- Required task -
Below are some records; retype all of them exactly.

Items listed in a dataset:
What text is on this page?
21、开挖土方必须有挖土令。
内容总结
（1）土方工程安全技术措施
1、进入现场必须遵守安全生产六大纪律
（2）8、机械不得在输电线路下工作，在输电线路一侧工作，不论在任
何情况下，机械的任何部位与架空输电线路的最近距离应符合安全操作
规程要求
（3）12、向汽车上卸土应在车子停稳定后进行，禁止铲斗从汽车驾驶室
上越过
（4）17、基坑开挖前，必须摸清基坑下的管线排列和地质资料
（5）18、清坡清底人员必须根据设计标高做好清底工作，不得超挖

- Answer to the problem -
What text is on this page?
21、开挖土方必须有挖土令。
内容总结
（1）土方工程安全技术措施
1、进入现场必须遵守安全生产六大纪律
（2）8、机械不得在输电线路下工作，在输电线路一侧工作，不论在任
何情况下，机械的任何部位与架空输电线路的最近距离应符合安全操作
规程要求
（3）12、向汽车上卸土应在车子停稳定后进行，禁止铲斗从汽车驾驶室
上越过
（4）17、基坑开挖前，必须摸清基坑下的管线排列和地质资料
（5）18、清坡清底人员必须根据设计标高做好清底工作，不得超挖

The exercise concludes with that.